_TASK DETAILS_: Where a line in the listing below contains the word "Mazurkas", copy that line.

_EXERCISE INPUTS_:
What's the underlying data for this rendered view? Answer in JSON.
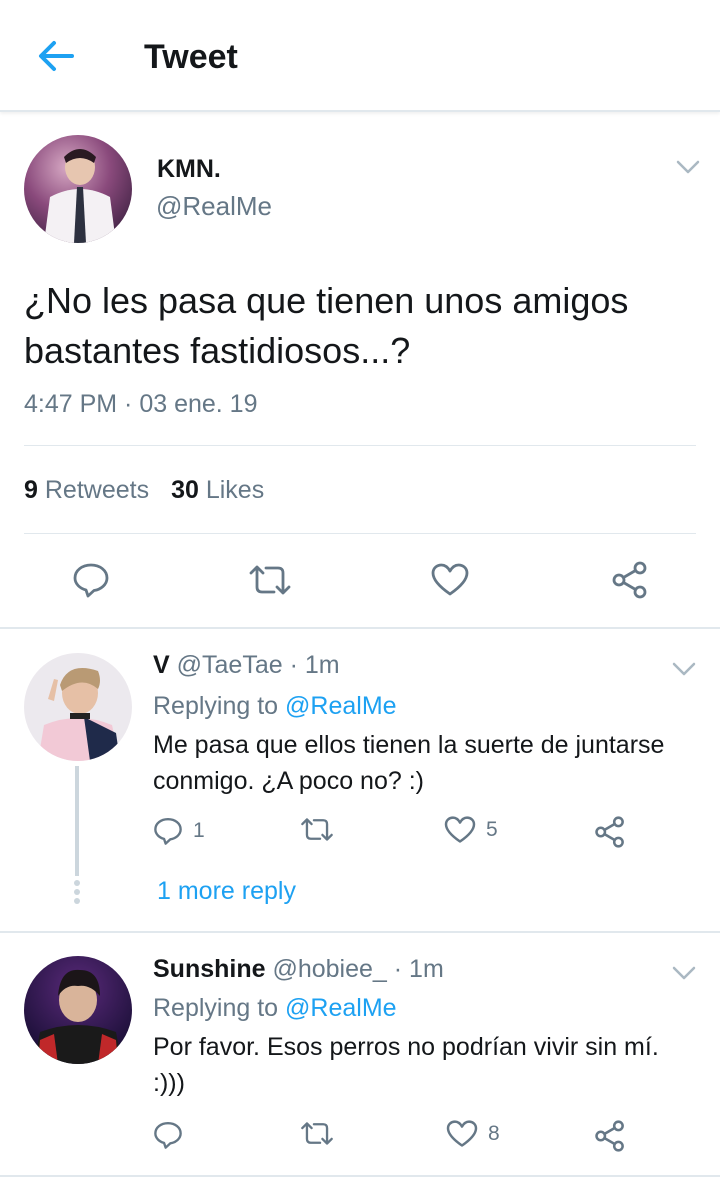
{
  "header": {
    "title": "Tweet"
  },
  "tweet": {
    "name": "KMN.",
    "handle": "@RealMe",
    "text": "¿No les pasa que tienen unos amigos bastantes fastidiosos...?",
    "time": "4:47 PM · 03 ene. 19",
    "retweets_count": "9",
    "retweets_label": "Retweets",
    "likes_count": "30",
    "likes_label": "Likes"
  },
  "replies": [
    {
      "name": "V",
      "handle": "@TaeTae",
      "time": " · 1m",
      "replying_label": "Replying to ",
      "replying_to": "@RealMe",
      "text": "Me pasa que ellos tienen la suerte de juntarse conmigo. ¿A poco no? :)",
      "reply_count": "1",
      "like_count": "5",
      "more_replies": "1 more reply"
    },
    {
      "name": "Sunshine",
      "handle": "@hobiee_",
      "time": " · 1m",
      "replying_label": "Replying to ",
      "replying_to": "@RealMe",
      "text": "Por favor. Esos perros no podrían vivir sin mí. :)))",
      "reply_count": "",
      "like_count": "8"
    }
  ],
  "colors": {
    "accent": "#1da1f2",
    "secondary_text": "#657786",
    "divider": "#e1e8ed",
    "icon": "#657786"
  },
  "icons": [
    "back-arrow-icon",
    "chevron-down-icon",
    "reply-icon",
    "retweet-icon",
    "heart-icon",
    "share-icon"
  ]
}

--

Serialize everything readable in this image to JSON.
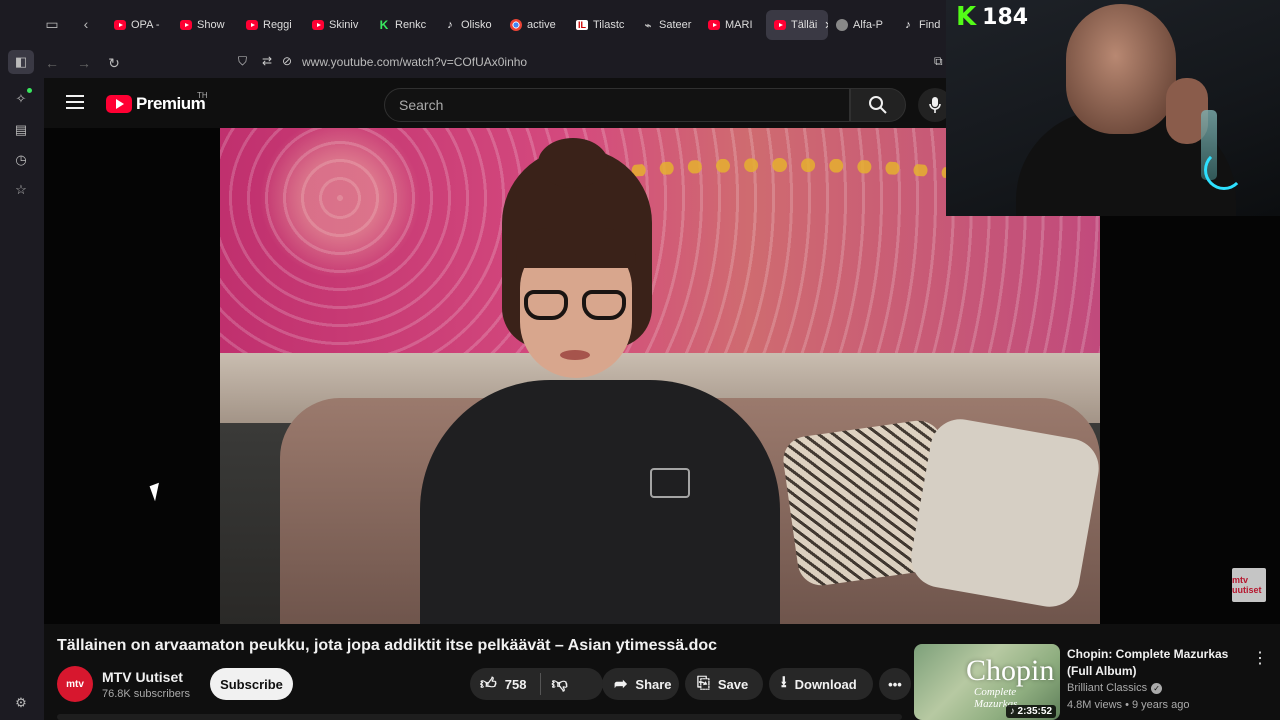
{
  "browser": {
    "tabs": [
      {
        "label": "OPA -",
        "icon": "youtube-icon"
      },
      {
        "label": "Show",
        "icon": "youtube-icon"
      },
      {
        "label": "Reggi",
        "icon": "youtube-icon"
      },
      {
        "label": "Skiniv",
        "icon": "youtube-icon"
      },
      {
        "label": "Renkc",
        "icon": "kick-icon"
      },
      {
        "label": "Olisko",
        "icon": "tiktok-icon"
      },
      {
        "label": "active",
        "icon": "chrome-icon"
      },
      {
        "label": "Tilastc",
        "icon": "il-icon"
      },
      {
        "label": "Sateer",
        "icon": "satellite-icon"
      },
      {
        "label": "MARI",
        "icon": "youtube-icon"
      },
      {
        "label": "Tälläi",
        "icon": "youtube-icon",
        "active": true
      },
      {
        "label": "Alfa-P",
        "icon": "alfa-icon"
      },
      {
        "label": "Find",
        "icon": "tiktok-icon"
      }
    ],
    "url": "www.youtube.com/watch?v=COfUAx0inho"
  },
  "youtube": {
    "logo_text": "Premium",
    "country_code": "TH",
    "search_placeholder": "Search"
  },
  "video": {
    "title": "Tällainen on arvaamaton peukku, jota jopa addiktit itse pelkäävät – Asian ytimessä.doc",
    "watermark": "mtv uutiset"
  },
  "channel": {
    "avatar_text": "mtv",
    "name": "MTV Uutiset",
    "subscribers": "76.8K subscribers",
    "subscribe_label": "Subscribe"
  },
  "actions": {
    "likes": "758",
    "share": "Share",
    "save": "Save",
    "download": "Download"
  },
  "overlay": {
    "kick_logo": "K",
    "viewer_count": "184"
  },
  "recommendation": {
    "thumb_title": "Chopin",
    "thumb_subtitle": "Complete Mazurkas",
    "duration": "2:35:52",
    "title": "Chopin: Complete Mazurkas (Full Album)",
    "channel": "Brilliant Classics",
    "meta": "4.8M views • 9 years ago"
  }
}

_RESULT OF THIS EXERCISE_:
    "thumb_subtitle": "Complete Mazurkas",
    "title": "Chopin: Complete Mazurkas (Full Album)",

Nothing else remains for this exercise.